[Selected passage start]
On May 21, 2018, my wife and I visited the former residence of Shigeru Yoshida in Oiso, Kanagawa prefecture, which is about 60 km south west of downtown Tokyo facing the Pacific Ocean. Taking this opportunity let me explain briefly who he was and what he did. He was short, wore glasses and oft-times seen with a cane and a cigar in hand. He has been described as both stubborn and arrogant though humorous who was determined to rebuild Japan and stood up to the occupying forces when necessary. But he was detested by his political opponents within and outside of the ruling party, simply because Yoshida did not show any respect for “old” political ways and means.
[Selected passage end]
[Record list start]
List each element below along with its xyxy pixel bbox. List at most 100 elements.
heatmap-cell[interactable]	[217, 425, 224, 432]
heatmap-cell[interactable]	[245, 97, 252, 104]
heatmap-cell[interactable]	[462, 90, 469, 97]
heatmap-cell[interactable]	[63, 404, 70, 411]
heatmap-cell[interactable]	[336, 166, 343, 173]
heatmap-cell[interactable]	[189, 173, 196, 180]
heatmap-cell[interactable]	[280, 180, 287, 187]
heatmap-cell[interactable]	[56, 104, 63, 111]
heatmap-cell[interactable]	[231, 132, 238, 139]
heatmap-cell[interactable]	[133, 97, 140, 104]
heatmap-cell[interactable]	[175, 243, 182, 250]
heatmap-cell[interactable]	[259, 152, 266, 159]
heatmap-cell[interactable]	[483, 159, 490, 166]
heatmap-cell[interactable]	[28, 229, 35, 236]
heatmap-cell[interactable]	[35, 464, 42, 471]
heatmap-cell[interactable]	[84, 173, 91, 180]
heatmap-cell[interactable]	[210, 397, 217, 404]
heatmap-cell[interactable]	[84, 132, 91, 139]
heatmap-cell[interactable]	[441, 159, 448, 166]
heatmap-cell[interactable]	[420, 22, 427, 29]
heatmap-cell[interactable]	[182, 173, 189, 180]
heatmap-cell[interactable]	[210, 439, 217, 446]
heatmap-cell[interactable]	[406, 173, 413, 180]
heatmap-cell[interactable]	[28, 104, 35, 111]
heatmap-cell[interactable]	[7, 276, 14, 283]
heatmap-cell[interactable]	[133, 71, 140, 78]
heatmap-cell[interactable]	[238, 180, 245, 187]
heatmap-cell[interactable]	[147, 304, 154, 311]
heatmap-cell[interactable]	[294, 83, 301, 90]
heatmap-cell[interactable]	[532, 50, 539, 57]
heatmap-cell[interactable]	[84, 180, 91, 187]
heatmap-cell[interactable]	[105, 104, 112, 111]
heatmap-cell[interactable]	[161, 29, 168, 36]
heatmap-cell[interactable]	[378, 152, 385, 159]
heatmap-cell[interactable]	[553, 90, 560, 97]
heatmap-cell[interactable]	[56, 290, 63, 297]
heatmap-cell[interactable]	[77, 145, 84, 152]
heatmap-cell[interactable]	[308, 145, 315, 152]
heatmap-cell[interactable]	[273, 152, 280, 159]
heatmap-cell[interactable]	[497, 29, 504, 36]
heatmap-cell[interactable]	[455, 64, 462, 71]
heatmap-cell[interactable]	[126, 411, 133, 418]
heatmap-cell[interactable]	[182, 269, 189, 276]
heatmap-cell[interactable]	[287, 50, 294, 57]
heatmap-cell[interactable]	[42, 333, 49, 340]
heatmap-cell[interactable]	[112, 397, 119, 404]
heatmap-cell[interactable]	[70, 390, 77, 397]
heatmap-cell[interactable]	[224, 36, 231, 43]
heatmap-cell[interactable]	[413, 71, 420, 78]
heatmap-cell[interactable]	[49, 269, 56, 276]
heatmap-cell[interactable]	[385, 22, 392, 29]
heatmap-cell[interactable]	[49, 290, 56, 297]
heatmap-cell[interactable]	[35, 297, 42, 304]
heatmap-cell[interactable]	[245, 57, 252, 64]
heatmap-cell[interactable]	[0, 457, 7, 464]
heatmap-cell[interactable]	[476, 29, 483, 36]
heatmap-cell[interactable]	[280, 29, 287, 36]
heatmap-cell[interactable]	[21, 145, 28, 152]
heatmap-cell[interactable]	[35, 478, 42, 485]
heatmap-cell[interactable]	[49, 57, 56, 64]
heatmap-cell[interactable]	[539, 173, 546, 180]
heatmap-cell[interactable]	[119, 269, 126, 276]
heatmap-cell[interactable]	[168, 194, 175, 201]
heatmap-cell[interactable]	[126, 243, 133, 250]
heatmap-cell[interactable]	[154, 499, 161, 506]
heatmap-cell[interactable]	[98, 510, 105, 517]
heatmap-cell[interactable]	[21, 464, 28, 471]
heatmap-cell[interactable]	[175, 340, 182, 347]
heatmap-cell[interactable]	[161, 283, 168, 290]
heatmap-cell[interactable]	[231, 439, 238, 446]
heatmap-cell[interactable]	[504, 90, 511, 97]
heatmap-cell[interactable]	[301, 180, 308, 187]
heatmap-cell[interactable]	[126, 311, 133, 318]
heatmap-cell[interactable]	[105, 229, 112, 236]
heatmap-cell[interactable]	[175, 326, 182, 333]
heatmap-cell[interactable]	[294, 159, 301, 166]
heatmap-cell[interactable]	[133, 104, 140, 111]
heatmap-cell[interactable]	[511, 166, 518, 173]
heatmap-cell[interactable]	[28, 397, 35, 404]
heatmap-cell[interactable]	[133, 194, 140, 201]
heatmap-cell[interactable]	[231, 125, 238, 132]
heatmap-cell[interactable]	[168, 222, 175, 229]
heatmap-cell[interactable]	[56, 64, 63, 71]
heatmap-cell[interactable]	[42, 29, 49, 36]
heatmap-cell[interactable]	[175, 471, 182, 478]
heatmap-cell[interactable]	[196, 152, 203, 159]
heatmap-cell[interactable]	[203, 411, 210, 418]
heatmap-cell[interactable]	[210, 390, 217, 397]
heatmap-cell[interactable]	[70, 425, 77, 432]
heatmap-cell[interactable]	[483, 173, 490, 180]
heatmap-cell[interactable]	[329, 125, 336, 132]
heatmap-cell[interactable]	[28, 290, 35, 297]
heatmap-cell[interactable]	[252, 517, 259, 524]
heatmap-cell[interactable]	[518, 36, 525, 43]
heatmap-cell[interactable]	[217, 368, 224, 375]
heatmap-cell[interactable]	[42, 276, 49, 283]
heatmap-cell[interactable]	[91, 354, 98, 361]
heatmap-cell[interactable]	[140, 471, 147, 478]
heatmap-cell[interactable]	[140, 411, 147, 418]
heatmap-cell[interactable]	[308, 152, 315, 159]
[Record list end]
# Tasks for this exercise
**a.** Answer these about the Shigeru Yoshida passage:
(i) On what date did the visit take place?
(ii) About how far from downtown Tokyo is Oiso, and in which direction?
(iii) What two things was he often seen holding?
**b.** Copy the records word for word, starting with their first line and going on through the line with "132, 238, 139]".
The text and the records have nothing to do with each other.

# Answers in order
**a.**
(i) May 21, 2018
(ii) About 60 km south west
(iii) A cane and a cigar

**b.**
List each element below along with its xyxy pixel bbox. List at most 100 elements.
heatmap-cell[interactable]	[217, 425, 224, 432]
heatmap-cell[interactable]	[245, 97, 252, 104]
heatmap-cell[interactable]	[462, 90, 469, 97]
heatmap-cell[interactable]	[63, 404, 70, 411]
heatmap-cell[interactable]	[336, 166, 343, 173]
heatmap-cell[interactable]	[189, 173, 196, 180]
heatmap-cell[interactable]	[280, 180, 287, 187]
heatmap-cell[interactable]	[56, 104, 63, 111]
heatmap-cell[interactable]	[231, 132, 238, 139]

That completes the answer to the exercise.